# THE TASK
Every line that holds the string "например" is to be identified and copied.

# DATASET ENTRIES

════════════════════

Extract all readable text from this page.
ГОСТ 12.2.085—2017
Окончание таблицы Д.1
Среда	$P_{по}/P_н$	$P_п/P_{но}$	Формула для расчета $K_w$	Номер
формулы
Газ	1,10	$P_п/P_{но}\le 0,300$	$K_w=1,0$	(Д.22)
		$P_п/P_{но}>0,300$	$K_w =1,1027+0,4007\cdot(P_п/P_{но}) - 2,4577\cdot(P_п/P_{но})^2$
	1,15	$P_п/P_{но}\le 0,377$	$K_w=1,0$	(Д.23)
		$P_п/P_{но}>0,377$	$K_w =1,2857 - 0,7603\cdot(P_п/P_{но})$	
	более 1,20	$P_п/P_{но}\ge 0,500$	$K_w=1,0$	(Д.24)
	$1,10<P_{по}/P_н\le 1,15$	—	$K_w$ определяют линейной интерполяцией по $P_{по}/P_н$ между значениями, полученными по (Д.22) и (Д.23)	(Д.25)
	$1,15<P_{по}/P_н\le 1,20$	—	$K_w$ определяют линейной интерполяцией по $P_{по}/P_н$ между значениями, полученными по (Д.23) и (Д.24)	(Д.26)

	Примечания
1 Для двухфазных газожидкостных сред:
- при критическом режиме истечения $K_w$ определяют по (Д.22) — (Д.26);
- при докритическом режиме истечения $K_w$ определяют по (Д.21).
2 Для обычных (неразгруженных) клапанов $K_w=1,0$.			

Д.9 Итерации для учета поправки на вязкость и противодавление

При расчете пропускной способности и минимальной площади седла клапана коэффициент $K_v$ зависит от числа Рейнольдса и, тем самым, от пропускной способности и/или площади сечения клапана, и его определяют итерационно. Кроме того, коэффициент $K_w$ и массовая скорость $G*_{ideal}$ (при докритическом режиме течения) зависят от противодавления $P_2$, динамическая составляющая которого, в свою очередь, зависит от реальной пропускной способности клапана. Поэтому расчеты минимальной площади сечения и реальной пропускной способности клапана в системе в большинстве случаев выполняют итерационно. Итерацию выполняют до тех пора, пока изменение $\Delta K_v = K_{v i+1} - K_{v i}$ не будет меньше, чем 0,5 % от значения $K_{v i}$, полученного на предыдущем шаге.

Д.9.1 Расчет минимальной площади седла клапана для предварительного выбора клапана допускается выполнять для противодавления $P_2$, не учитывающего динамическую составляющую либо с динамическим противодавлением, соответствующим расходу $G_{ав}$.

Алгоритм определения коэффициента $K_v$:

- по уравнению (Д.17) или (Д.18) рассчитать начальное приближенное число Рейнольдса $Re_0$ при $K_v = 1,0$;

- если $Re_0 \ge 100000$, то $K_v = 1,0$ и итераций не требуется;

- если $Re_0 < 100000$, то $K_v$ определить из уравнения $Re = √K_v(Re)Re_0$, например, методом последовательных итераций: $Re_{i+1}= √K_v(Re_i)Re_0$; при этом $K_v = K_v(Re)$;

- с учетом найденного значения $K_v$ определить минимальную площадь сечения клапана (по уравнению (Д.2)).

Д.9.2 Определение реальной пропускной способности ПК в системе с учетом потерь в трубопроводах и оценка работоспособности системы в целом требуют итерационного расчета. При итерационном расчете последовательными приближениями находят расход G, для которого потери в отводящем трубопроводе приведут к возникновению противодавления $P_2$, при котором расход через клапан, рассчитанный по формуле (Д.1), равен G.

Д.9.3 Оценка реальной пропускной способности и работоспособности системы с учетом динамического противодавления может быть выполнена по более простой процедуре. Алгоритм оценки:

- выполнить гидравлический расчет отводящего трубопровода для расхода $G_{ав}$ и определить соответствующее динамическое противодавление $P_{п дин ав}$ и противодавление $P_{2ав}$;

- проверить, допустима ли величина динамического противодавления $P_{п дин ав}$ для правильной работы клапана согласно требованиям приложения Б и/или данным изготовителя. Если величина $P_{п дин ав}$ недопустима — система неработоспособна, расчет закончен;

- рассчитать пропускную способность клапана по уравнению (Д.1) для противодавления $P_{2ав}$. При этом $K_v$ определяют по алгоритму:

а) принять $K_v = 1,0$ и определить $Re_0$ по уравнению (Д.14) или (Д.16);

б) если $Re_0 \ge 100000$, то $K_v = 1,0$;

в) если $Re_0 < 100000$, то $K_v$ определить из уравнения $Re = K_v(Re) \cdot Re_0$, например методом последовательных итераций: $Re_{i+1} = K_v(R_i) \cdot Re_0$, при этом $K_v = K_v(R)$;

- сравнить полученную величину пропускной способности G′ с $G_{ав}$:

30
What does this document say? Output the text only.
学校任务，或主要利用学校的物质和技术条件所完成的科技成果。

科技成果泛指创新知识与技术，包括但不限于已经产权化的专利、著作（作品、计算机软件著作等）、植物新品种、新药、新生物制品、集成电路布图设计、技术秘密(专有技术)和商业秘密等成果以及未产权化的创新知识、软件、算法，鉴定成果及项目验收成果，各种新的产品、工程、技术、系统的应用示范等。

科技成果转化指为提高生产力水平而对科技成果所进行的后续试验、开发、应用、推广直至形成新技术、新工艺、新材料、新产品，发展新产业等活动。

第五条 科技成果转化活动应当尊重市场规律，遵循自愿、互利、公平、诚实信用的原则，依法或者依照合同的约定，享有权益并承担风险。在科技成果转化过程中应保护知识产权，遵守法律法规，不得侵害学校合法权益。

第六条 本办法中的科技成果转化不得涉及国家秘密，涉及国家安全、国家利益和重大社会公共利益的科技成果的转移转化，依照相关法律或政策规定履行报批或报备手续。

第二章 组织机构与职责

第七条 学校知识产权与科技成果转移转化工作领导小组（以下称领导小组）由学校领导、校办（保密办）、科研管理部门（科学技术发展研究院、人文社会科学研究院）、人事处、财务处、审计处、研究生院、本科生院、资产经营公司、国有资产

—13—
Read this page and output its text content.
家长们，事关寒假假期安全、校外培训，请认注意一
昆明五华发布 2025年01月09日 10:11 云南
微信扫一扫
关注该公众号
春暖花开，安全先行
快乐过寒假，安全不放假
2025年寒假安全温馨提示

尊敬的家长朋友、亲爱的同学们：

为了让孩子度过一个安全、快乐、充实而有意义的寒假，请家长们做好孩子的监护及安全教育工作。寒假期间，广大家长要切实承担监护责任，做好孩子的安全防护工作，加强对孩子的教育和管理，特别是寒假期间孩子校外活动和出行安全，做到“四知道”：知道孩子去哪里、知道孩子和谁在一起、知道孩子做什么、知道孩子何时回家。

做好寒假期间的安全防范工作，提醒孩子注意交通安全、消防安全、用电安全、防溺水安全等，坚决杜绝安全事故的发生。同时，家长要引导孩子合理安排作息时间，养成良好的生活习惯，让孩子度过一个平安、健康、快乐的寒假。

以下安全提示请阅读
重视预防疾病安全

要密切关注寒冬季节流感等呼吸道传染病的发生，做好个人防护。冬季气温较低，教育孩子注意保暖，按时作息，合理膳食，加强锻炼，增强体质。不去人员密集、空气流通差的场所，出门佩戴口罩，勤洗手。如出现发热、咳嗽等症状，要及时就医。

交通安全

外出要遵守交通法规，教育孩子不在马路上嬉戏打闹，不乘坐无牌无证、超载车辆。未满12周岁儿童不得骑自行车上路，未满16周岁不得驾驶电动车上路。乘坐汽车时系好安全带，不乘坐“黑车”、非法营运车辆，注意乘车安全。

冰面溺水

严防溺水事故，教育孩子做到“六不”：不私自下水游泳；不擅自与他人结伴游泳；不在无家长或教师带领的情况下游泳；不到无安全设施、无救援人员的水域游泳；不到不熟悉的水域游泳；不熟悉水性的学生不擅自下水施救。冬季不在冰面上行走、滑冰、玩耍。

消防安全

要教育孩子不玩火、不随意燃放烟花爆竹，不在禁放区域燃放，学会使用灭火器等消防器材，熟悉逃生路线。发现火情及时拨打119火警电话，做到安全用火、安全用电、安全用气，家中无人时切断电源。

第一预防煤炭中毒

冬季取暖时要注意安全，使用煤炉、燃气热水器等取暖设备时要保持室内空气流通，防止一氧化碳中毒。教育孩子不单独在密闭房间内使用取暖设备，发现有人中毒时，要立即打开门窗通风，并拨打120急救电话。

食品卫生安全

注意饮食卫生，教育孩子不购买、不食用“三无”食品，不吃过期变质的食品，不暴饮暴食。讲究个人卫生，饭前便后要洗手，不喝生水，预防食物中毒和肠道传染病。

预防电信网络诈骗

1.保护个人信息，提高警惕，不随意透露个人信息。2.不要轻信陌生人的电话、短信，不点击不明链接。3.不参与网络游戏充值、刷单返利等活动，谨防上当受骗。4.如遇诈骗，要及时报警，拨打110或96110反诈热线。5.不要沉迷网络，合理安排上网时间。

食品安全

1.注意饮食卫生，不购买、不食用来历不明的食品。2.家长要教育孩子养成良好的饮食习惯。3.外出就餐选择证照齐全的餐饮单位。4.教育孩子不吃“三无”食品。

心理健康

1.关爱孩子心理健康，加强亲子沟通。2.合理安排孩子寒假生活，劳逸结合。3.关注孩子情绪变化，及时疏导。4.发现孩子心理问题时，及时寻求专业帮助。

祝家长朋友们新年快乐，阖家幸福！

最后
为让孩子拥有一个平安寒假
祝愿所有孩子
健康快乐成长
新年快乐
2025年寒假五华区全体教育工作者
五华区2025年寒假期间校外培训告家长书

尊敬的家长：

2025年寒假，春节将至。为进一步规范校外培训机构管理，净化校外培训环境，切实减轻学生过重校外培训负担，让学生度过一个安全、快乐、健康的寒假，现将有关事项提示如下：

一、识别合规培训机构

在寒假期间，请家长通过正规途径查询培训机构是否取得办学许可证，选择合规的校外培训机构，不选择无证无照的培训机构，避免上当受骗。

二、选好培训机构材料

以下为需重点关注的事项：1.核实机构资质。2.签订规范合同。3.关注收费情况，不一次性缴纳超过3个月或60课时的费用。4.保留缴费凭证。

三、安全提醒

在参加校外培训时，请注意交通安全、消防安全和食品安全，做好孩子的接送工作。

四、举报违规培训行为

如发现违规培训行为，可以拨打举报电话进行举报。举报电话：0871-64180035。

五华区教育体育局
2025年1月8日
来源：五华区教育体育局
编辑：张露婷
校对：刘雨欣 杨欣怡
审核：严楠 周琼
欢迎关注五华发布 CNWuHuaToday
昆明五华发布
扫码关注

════════════════════

# THE COMPLETED TASK
- если $Re_0 < 100000$, то $K_v$ определить из уравнения $Re = √K_v(Re)Re_0$, например, методом последовательных итераций: $Re_{i+1}= √K_v(Re_i)Re_0$; при этом $K_v = K_v(Re)$;
в) если $Re_0 < 100000$, то $K_v$ определить из уравнения $Re = K_v(Re) \cdot Re_0$, например методом последовательных итераций: $Re_{i+1} = K_v(R_i) \cdot Re_0$, при этом $K_v = K_v(R)$;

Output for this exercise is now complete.